» **Stated task**: Give every line from the entries that contains "ingredients".

### Task inputs ###

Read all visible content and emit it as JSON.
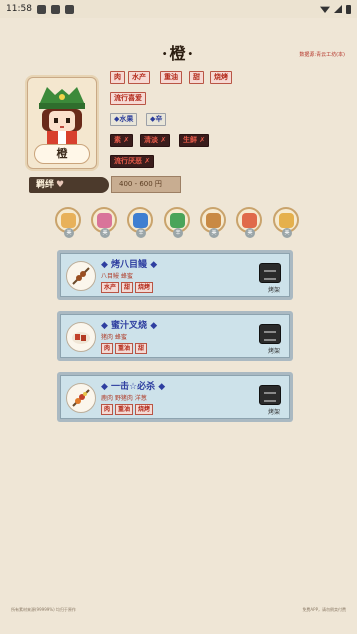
{
  "status_bar": {
    "time": "11:58"
  },
  "title": "·橙·",
  "source": "数据源:青云工坊(本)",
  "avatar": {
    "name": "橙"
  },
  "tags": {
    "row1": [
      "肉",
      "水产",
      "重油",
      "甜",
      "烧烤"
    ],
    "row2": [
      "流行喜爱"
    ],
    "row3": [
      "◆水果",
      "◆辛"
    ],
    "row4": [
      "素 ✗",
      "清淡 ✗",
      "生鲜 ✗"
    ],
    "row5": [
      "流行厌恶 ✗"
    ]
  },
  "bond": {
    "label": "羁绊",
    "price": "400 - 600 円"
  },
  "ingredients": [
    {
      "name": "pudding-icon",
      "badge": "美",
      "color": "#e8b15a"
    },
    {
      "name": "cake-icon",
      "badge": "美",
      "color": "#d9749a"
    },
    {
      "name": "drink-icon",
      "badge": "辛",
      "color": "#3f7fd1"
    },
    {
      "name": "matcha-icon",
      "badge": "辛",
      "color": "#4aa45a"
    },
    {
      "name": "donut-icon",
      "badge": "美",
      "color": "#c98a44"
    },
    {
      "name": "parfait-icon",
      "badge": "美",
      "color": "#e06a4a"
    },
    {
      "name": "pie-icon",
      "badge": "美",
      "color": "#e5b04c"
    }
  ],
  "recipes": [
    {
      "name": "◆ 烤八目鳗 ◆",
      "ingredients": "八目鳗 蜂蜜",
      "tags": [
        "水产",
        "甜",
        "烧烤"
      ],
      "tool": "烤架"
    },
    {
      "name": "◆ 蜜汁叉烧 ◆",
      "ingredients": "猪肉 蜂蜜",
      "tags": [
        "肉",
        "重油",
        "甜"
      ],
      "tool": "烤架"
    },
    {
      "name": "◆ 一击☆必杀 ◆",
      "ingredients": "鹿肉 野猪肉 洋葱",
      "tags": [
        "肉",
        "重油",
        "烧烤"
      ],
      "tool": "烤架"
    }
  ],
  "footer": {
    "left": "所有素材来源(99999%) 均归于原作",
    "right": "免费APP，请勿倒卖付费"
  }
}
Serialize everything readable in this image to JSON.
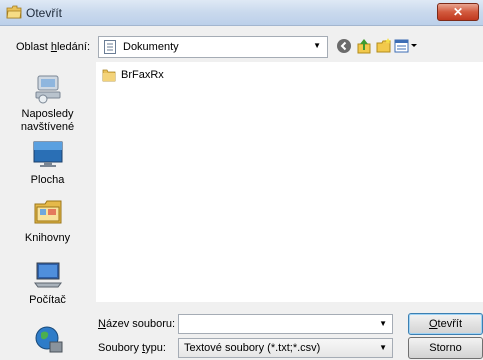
{
  "window": {
    "title": "Otevřít",
    "close_label": "✕"
  },
  "toolbar": {
    "lookin_label_pre": "Oblast ",
    "lookin_label_u": "h",
    "lookin_label_post": "ledání:",
    "lookin_value": "Dokumenty",
    "icons": [
      "back-icon",
      "up-folder-icon",
      "new-folder-icon",
      "view-menu-icon"
    ]
  },
  "places": [
    {
      "label": "Naposledy navštívené",
      "icon": "recent-places-icon"
    },
    {
      "label": "Plocha",
      "icon": "desktop-icon"
    },
    {
      "label": "Knihovny",
      "icon": "libraries-icon"
    },
    {
      "label": "Počítač",
      "icon": "computer-icon"
    },
    {
      "label": "",
      "icon": "network-icon"
    }
  ],
  "files": [
    {
      "name": "BrFaxRx",
      "icon": "folder-icon"
    }
  ],
  "bottom": {
    "filename_label_u": "N",
    "filename_label_rest": "ázev souboru:",
    "filename_value": "",
    "filetype_label_pre": "Soubory ",
    "filetype_label_u": "t",
    "filetype_label_post": "ypu:",
    "filetype_value": "Textové soubory (*.txt;*.csv)",
    "open_label_u": "O",
    "open_label_rest": "tevřít",
    "cancel_label": "Storno"
  }
}
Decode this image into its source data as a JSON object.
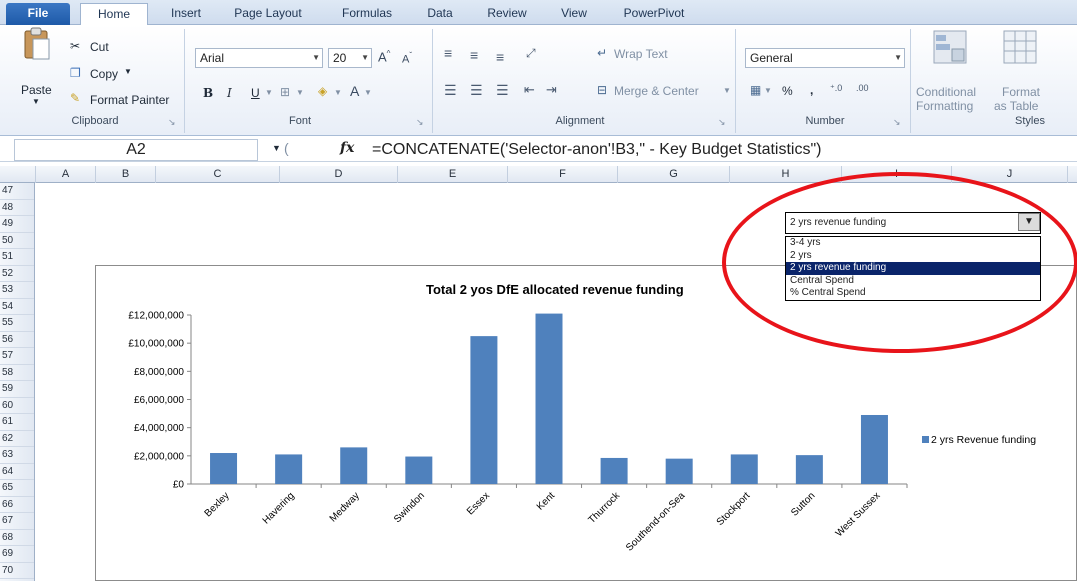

###

» **Solution to this problem**:
  "ingredients": [
      "ingredients": "八目鳗 蜂蜜",
      "ingredients": "猪肉 蜂蜜",
      "ingredients": "鹿肉 野猪肉 洋葱",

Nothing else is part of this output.